Given exercise: Write out all of the entries exactly, please.

Dataset records:
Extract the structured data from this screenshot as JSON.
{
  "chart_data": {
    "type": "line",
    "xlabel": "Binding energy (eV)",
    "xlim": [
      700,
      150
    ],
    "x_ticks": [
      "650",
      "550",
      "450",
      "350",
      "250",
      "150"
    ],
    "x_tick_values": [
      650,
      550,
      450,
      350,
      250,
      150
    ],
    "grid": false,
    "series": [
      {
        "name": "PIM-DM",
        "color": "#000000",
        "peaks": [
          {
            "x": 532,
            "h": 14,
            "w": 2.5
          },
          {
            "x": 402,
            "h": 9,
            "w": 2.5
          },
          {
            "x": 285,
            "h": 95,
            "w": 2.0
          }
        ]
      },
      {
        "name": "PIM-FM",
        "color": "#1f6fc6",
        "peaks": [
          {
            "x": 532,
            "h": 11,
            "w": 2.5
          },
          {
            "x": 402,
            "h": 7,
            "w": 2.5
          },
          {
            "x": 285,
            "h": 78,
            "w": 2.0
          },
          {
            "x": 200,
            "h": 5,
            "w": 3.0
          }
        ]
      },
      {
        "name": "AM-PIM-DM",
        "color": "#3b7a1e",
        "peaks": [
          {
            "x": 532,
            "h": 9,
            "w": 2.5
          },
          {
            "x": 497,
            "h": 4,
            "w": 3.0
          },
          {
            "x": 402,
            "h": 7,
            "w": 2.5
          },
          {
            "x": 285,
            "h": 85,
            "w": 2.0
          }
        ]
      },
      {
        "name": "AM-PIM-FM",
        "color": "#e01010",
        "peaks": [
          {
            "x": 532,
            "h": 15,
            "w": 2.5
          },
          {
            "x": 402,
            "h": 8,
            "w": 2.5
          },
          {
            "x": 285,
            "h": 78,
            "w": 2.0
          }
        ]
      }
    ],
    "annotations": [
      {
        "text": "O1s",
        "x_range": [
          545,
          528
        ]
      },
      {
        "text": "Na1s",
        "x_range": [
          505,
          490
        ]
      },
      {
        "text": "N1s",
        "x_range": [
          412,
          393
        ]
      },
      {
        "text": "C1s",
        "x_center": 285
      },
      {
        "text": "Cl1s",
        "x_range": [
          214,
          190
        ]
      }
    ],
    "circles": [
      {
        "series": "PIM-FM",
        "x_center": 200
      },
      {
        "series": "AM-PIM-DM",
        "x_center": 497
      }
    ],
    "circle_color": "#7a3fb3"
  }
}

The reply:
Extract the structured data from this screenshot as JSON.
{
  "chart_data": {
    "type": "line",
    "xlabel": "Binding energy (eV)",
    "xlim": [
      700,
      150
    ],
    "x_ticks": [
      "650",
      "550",
      "450",
      "350",
      "250",
      "150"
    ],
    "x_tick_values": [
      650,
      550,
      450,
      350,
      250,
      150
    ],
    "grid": false,
    "series": [
      {
        "name": "PIM-DM",
        "color": "#000000",
        "peaks": [
          {
            "x": 532,
            "h": 14,
            "w": 2.5
          },
          {
            "x": 402,
            "h": 9,
            "w": 2.5
          },
          {
            "x": 285,
            "h": 95,
            "w": 2.0
          }
        ]
      },
      {
        "name": "PIM-FM",
        "color": "#1f6fc6",
        "peaks": [
          {
            "x": 532,
            "h": 11,
            "w": 2.5
          },
          {
            "x": 402,
            "h": 7,
            "w": 2.5
          },
          {
            "x": 285,
            "h": 78,
            "w": 2.0
          },
          {
            "x": 200,
            "h": 5,
            "w": 3.0
          }
        ]
      },
      {
        "name": "AM-PIM-DM",
        "color": "#3b7a1e",
        "peaks": [
          {
            "x": 532,
            "h": 9,
            "w": 2.5
          },
          {
            "x": 497,
            "h": 4,
            "w": 3.0
          },
          {
            "x": 402,
            "h": 7,
            "w": 2.5
          },
          {
            "x": 285,
            "h": 85,
            "w": 2.0
          }
        ]
      },
      {
        "name": "AM-PIM-FM",
        "color": "#e01010",
        "peaks": [
          {
            "x": 532,
            "h": 15,
            "w": 2.5
          },
          {
            "x": 402,
            "h": 8,
            "w": 2.5
          },
          {
            "x": 285,
            "h": 78,
            "w": 2.0
          }
        ]
      }
    ],
    "annotations": [
      {
        "text": "O1s",
        "x_range": [
          545,
          528
        ]
      },
      {
        "text": "Na1s",
        "x_range": [
          505,
          490
        ]
      },
      {
        "text": "N1s",
        "x_range": [
          412,
          393
        ]
      },
      {
        "text": "C1s",
        "x_center": 285
      },
      {
        "text": "Cl1s",
        "x_range": [
          214,
          190
        ]
      }
    ],
    "circles": [
      {
        "series": "PIM-FM",
        "x_center": 200
      },
      {
        "series": "AM-PIM-DM",
        "x_center": 497
      }
    ],
    "circle_color": "#7a3fb3"
  }
}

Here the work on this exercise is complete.